• **What you are asked to do**
Transcribe the data that follows precisely, omitting nothing.

— START Provided records —

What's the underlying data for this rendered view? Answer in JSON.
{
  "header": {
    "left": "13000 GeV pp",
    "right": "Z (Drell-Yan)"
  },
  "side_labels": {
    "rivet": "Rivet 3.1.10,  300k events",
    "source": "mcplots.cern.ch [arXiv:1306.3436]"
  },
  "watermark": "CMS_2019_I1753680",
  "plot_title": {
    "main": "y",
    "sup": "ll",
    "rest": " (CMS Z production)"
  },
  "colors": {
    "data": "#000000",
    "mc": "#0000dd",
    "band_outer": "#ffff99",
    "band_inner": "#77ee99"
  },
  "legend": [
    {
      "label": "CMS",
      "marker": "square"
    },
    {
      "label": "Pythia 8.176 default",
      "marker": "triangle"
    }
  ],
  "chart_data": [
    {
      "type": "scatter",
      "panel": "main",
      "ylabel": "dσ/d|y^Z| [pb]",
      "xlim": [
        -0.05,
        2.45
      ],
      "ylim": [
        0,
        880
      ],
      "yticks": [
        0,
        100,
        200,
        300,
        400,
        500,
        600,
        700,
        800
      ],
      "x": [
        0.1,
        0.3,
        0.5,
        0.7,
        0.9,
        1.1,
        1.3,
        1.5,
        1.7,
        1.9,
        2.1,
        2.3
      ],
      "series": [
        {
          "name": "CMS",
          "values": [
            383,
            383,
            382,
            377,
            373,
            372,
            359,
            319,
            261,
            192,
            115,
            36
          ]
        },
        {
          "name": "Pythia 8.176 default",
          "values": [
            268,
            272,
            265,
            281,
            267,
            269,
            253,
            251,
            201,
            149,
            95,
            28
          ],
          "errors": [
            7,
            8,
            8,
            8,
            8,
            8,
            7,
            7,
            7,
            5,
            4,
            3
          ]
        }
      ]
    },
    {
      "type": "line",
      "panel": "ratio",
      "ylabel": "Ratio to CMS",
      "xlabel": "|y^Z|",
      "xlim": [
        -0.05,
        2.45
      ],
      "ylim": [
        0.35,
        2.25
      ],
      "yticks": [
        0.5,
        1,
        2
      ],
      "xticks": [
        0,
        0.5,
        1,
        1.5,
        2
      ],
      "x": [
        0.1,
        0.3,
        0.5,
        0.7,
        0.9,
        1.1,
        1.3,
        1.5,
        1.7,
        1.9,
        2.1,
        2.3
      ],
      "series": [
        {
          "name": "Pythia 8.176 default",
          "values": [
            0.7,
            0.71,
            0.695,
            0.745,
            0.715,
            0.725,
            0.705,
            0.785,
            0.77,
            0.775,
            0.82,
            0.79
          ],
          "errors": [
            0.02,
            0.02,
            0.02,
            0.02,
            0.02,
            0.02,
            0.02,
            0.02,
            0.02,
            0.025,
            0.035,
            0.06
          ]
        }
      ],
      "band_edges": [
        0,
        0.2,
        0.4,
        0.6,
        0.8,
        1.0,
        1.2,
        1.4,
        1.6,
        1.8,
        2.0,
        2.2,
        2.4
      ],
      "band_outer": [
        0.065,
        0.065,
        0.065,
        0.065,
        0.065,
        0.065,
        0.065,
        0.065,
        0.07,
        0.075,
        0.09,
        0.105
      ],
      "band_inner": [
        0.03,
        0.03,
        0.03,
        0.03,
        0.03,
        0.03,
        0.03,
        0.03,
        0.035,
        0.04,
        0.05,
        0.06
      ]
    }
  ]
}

— END Provided records —

• **Response for this exercise**
What's the underlying data for this rendered view? Answer in JSON.
{
  "header": {
    "left": "13000 GeV pp",
    "right": "Z (Drell-Yan)"
  },
  "side_labels": {
    "rivet": "Rivet 3.1.10,  300k events",
    "source": "mcplots.cern.ch [arXiv:1306.3436]"
  },
  "watermark": "CMS_2019_I1753680",
  "plot_title": {
    "main": "y",
    "sup": "ll",
    "rest": " (CMS Z production)"
  },
  "colors": {
    "data": "#000000",
    "mc": "#0000dd",
    "band_outer": "#ffff99",
    "band_inner": "#77ee99"
  },
  "legend": [
    {
      "label": "CMS",
      "marker": "square"
    },
    {
      "label": "Pythia 8.176 default",
      "marker": "triangle"
    }
  ],
  "chart_data": [
    {
      "type": "scatter",
      "panel": "main",
      "ylabel": "dσ/d|y^Z| [pb]",
      "xlim": [
        -0.05,
        2.45
      ],
      "ylim": [
        0,
        880
      ],
      "yticks": [
        0,
        100,
        200,
        300,
        400,
        500,
        600,
        700,
        800
      ],
      "x": [
        0.1,
        0.3,
        0.5,
        0.7,
        0.9,
        1.1,
        1.3,
        1.5,
        1.7,
        1.9,
        2.1,
        2.3
      ],
      "series": [
        {
          "name": "CMS",
          "values": [
            383,
            383,
            382,
            377,
            373,
            372,
            359,
            319,
            261,
            192,
            115,
            36
          ]
        },
        {
          "name": "Pythia 8.176 default",
          "values": [
            268,
            272,
            265,
            281,
            267,
            269,
            253,
            251,
            201,
            149,
            95,
            28
          ],
          "errors": [
            7,
            8,
            8,
            8,
            8,
            8,
            7,
            7,
            7,
            5,
            4,
            3
          ]
        }
      ]
    },
    {
      "type": "line",
      "panel": "ratio",
      "ylabel": "Ratio to CMS",
      "xlabel": "|y^Z|",
      "xlim": [
        -0.05,
        2.45
      ],
      "ylim": [
        0.35,
        2.25
      ],
      "yticks": [
        0.5,
        1,
        2
      ],
      "xticks": [
        0,
        0.5,
        1,
        1.5,
        2
      ],
      "x": [
        0.1,
        0.3,
        0.5,
        0.7,
        0.9,
        1.1,
        1.3,
        1.5,
        1.7,
        1.9,
        2.1,
        2.3
      ],
      "series": [
        {
          "name": "Pythia 8.176 default",
          "values": [
            0.7,
            0.71,
            0.695,
            0.745,
            0.715,
            0.725,
            0.705,
            0.785,
            0.77,
            0.775,
            0.82,
            0.79
          ],
          "errors": [
            0.02,
            0.02,
            0.02,
            0.02,
            0.02,
            0.02,
            0.02,
            0.02,
            0.02,
            0.025,
            0.035,
            0.06
          ]
        }
      ],
      "band_edges": [
        0,
        0.2,
        0.4,
        0.6,
        0.8,
        1.0,
        1.2,
        1.4,
        1.6,
        1.8,
        2.0,
        2.2,
        2.4
      ],
      "band_outer": [
        0.065,
        0.065,
        0.065,
        0.065,
        0.065,
        0.065,
        0.065,
        0.065,
        0.07,
        0.075,
        0.09,
        0.105
      ],
      "band_inner": [
        0.03,
        0.03,
        0.03,
        0.03,
        0.03,
        0.03,
        0.03,
        0.03,
        0.035,
        0.04,
        0.05,
        0.06
      ]
    }
  ]
}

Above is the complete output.